Stated problem —
Below are records; state how many of their lines hold the word "Health", and give only the figure.

Stored records —
== == ==

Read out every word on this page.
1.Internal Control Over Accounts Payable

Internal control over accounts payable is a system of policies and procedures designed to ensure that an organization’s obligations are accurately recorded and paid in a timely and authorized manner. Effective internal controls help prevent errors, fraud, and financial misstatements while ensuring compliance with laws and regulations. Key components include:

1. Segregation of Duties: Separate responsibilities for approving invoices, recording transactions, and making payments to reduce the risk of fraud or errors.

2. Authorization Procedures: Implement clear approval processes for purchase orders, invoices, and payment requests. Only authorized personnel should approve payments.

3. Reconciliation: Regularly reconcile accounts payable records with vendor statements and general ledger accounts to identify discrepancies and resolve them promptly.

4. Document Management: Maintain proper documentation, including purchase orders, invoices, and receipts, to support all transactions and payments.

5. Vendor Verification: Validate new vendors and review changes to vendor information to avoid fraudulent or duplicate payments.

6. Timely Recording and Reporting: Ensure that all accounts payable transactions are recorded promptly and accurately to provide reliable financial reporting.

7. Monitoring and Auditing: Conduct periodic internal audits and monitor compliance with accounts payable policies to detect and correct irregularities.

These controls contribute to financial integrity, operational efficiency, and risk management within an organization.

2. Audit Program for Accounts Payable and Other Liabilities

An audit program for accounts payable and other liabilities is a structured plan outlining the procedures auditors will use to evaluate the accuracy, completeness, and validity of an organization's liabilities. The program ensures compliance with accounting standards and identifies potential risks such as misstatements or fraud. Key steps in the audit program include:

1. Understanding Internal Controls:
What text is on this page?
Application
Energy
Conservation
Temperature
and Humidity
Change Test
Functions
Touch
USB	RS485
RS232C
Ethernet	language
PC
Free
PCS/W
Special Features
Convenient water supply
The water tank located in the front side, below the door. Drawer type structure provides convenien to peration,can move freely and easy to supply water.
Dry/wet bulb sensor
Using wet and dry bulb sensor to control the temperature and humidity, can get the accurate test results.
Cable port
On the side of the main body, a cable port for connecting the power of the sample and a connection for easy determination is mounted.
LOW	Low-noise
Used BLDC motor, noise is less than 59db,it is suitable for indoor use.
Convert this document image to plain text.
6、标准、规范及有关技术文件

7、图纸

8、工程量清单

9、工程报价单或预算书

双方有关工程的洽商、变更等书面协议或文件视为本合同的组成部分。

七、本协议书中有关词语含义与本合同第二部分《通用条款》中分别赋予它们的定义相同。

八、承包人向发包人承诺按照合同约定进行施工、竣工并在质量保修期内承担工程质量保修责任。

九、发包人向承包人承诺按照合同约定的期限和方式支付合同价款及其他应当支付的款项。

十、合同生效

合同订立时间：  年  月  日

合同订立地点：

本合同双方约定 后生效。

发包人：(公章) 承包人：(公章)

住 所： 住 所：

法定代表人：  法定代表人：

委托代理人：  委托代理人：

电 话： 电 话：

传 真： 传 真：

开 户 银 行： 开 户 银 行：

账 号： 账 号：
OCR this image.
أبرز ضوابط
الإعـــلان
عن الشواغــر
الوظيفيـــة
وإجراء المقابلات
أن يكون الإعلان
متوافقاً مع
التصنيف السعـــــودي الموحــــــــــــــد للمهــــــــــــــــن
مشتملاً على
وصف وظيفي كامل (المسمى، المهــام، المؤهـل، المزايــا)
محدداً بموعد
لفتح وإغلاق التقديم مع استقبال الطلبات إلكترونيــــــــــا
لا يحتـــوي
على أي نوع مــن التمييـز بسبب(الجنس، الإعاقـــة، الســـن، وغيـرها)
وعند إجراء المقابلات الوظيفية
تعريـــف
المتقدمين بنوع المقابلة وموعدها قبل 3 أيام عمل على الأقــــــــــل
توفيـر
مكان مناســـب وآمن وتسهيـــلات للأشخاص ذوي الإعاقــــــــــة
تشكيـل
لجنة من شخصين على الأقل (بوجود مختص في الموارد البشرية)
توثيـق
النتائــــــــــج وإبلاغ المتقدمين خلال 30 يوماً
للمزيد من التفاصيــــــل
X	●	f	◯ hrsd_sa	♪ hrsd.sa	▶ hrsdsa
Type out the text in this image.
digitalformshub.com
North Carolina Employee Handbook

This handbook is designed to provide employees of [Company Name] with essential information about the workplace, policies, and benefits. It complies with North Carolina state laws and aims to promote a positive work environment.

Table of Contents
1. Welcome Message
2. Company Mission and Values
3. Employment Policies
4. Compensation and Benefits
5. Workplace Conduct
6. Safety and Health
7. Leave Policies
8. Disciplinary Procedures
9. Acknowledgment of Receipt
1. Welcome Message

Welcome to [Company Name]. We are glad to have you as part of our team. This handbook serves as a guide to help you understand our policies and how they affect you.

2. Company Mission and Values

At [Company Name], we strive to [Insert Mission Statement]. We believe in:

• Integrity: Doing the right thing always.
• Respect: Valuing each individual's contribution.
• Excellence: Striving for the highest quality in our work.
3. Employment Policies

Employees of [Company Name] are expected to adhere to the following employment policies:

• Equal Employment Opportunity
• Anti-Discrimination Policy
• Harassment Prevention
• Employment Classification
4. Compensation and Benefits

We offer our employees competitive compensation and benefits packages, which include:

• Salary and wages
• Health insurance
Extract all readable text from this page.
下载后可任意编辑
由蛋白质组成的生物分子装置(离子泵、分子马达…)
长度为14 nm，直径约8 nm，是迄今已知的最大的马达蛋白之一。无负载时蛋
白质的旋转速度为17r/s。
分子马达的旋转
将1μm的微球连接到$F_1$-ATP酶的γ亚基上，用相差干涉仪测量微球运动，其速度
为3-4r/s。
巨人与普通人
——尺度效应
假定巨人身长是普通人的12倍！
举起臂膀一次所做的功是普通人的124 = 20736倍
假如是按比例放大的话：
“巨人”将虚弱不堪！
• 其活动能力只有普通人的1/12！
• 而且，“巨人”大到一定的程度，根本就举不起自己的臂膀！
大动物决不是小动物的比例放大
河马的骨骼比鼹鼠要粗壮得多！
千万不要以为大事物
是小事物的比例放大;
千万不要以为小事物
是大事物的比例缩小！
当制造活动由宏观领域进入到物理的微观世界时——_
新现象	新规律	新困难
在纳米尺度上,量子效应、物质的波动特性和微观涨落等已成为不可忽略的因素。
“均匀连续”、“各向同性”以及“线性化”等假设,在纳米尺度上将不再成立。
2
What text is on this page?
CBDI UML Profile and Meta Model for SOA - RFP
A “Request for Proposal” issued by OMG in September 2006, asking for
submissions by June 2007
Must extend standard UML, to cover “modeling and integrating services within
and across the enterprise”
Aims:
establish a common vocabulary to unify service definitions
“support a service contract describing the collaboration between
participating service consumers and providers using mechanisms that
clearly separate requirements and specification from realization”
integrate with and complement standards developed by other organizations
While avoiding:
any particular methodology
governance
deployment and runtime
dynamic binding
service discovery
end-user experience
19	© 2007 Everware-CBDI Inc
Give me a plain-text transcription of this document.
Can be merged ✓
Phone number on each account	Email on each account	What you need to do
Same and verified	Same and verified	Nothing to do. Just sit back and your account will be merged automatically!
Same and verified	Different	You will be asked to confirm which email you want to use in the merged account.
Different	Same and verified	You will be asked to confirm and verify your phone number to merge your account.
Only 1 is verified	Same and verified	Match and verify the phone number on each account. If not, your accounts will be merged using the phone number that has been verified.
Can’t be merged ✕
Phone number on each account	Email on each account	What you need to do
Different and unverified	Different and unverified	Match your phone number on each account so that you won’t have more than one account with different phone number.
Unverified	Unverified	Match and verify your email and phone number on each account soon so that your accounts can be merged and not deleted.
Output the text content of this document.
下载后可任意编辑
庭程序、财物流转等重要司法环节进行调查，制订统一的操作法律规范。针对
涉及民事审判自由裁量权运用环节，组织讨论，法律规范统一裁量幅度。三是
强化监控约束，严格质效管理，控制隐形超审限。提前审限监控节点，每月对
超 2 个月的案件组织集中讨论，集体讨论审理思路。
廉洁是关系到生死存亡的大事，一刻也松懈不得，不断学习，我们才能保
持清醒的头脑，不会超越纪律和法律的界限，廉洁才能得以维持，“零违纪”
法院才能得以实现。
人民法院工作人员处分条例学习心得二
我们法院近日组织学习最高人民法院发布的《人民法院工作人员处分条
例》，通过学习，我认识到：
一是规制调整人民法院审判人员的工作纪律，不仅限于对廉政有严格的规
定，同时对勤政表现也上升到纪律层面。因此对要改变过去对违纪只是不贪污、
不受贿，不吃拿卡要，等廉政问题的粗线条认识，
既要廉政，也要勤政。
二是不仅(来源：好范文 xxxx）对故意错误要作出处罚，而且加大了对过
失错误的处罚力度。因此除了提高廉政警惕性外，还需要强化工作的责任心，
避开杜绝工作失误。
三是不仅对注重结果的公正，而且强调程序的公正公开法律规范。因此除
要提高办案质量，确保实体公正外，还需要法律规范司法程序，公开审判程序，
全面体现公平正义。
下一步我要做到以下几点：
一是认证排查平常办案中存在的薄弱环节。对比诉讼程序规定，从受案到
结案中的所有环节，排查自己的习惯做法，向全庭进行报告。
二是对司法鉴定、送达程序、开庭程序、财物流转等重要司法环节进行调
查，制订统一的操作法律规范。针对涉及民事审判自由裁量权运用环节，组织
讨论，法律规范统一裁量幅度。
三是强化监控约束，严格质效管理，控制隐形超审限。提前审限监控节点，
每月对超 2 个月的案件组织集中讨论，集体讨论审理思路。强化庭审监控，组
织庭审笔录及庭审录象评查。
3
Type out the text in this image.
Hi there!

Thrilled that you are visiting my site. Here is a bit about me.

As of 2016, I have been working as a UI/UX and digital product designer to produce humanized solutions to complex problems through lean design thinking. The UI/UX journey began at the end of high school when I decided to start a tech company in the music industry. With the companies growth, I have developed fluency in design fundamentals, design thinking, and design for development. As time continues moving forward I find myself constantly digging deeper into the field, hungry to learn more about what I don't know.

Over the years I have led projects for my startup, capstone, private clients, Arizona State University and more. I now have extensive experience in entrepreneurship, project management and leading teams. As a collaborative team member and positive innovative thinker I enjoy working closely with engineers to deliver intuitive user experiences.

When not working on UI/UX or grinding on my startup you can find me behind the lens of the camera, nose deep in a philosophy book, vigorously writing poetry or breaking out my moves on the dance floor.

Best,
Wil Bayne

== == ==

Exercise output —
2